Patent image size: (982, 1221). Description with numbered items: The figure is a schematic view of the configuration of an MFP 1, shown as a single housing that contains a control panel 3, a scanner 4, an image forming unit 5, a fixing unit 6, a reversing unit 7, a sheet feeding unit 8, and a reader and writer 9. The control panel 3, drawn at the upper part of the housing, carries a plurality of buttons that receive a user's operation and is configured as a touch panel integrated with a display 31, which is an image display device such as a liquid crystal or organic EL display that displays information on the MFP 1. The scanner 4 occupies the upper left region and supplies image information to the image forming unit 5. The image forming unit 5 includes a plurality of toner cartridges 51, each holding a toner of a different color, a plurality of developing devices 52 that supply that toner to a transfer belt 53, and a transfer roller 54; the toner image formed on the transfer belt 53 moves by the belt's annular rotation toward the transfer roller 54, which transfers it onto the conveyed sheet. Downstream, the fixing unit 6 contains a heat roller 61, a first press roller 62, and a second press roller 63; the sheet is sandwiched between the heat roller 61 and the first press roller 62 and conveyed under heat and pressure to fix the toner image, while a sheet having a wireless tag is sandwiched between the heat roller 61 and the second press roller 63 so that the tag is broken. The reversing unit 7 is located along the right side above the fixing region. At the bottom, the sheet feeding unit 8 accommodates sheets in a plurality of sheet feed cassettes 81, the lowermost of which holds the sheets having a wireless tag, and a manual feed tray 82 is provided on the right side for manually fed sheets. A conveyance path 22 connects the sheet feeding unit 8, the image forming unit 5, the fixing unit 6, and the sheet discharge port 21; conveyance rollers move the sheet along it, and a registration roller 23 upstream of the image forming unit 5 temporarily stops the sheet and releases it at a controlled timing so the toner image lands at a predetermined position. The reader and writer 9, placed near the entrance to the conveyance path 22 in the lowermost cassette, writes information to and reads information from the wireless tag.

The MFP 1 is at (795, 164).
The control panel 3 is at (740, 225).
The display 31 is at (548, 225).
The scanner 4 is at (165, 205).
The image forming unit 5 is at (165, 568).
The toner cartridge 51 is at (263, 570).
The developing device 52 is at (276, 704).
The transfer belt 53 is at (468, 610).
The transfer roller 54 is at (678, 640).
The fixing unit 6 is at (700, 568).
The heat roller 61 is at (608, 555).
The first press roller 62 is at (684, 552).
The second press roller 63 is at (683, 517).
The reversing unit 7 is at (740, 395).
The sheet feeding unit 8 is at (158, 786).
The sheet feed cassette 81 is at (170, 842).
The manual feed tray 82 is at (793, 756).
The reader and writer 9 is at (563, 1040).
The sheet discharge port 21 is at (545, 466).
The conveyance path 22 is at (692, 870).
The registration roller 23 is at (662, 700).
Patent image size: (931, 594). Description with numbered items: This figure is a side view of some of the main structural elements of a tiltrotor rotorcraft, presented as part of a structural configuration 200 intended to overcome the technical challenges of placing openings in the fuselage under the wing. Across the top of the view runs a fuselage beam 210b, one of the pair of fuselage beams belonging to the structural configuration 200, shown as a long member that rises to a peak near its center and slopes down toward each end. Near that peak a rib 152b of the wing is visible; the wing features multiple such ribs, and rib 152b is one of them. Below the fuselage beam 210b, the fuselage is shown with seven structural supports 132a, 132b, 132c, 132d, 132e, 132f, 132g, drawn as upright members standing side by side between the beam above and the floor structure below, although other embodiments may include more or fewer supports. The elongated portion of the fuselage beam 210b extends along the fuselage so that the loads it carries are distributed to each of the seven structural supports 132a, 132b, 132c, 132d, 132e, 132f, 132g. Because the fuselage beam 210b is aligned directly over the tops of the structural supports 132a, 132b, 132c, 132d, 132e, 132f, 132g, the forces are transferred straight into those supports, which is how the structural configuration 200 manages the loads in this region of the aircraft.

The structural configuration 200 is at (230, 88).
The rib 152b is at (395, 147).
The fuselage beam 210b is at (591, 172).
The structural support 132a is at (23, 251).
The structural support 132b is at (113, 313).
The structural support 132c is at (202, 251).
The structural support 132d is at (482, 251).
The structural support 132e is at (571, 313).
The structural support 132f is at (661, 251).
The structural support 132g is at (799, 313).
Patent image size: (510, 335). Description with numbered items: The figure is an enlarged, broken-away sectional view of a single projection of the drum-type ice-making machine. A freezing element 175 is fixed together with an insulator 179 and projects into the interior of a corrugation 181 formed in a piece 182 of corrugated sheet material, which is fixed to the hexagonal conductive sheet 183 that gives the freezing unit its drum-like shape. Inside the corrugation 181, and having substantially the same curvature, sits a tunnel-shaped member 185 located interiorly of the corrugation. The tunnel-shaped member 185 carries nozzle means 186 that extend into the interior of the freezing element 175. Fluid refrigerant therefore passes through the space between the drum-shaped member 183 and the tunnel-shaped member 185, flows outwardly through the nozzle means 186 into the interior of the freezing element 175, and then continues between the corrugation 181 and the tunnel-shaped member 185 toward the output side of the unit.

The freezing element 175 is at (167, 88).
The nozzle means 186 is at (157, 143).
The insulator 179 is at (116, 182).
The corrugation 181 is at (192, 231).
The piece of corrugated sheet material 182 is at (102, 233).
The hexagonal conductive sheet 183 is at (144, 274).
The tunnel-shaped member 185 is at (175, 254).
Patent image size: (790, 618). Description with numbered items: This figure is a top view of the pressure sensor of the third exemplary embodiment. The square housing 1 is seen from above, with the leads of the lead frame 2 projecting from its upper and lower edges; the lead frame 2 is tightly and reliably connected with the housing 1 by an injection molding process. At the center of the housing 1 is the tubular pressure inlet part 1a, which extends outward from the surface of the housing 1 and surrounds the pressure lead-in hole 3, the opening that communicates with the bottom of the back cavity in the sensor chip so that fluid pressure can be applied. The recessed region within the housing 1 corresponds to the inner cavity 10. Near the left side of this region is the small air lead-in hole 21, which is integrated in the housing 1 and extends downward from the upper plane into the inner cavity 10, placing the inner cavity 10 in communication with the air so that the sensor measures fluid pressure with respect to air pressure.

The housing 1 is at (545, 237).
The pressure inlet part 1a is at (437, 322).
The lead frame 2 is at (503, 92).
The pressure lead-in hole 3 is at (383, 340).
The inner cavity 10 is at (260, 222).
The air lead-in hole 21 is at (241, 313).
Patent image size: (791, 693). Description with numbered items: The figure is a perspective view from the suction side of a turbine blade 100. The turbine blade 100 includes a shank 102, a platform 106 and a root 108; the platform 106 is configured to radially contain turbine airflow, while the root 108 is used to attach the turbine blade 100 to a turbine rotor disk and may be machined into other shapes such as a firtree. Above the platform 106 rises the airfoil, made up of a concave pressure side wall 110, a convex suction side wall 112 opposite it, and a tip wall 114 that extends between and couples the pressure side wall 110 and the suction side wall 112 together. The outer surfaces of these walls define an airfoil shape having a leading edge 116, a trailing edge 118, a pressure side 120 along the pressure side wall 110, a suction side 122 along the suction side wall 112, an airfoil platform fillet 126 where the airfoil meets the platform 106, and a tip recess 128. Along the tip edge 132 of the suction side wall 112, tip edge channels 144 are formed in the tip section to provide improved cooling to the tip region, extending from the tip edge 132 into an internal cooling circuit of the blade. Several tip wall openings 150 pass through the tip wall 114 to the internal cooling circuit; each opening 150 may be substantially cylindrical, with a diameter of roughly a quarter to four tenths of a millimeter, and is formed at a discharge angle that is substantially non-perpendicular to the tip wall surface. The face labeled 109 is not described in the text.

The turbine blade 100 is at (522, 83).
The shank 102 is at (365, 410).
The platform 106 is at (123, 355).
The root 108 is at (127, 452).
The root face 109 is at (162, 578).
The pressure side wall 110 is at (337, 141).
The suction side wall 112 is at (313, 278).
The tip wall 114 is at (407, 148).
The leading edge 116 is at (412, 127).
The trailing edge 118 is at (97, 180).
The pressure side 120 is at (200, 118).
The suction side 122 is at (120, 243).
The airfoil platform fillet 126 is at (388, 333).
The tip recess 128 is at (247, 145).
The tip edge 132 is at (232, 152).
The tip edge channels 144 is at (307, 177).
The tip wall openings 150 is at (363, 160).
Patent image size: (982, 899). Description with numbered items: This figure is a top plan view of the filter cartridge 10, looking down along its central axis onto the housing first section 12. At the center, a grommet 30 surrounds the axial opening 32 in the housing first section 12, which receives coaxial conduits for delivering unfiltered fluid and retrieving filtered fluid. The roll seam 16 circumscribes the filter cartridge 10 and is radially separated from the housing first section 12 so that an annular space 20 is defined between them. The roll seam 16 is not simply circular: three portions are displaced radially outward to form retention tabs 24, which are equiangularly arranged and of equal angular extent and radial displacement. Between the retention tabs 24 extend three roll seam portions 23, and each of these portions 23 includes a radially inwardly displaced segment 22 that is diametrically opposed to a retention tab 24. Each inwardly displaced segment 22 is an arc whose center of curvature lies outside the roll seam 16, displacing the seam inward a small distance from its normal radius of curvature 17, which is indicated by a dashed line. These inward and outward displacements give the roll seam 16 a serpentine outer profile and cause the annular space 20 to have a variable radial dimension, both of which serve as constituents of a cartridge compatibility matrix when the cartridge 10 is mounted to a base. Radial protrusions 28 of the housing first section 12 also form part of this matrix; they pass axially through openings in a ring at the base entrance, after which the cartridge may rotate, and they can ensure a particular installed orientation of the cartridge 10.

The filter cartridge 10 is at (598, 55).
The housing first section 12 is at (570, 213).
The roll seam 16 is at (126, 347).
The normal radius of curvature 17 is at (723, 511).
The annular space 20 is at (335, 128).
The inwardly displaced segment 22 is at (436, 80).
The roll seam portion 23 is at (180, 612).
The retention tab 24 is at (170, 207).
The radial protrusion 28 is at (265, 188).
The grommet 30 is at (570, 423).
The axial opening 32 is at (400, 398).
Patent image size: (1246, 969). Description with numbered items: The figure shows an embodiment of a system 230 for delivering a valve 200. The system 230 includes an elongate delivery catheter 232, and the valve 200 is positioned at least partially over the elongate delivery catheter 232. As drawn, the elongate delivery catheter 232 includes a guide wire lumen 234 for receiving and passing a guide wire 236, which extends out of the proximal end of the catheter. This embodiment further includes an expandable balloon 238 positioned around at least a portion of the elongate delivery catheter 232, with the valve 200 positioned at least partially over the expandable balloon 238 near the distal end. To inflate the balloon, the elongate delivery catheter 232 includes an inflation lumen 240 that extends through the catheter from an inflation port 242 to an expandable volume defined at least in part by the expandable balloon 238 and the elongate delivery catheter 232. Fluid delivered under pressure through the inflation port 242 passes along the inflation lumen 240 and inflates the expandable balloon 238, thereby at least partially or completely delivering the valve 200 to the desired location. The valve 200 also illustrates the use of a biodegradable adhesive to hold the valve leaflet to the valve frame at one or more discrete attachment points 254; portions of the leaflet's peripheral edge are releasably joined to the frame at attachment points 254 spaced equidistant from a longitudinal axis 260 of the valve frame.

* [Job]
Write out the lines from the line with "Patent image size: (510, 335)." to the line with "The freezing element 175 is at (167, 88).", both of those lines included, exactly as they stand in the items above.

* [Answer to the task]
Patent image size: (510, 335). Description with numbered items: The figure is an enlarged, broken-away sectional view of a single projection of the drum-type ice-making machine. A freezing element 175 is fixed together with an insulator 179 and projects into the interior of a corrugation 181 formed in a piece 182 of corrugated sheet material, which is fixed to the hexagonal conductive sheet 183 that gives the freezing unit its drum-like shape. Inside the corrugation 181, and having substantially the same curvature, sits a tunnel-shaped member 185 located interiorly of the corrugation. The tunnel-shaped member 185 carries nozzle means 186 that extend into the interior of the freezing element 175. Fluid refrigerant therefore passes through the space between the drum-shaped member 183 and the tunnel-shaped member 185, flows outwardly through the nozzle means 186 into the interior of the freezing element 175, and then continues between the corrugation 181 and the tunnel-shaped member 185 toward the output side of the unit.

The freezing element 175 is at (167, 88).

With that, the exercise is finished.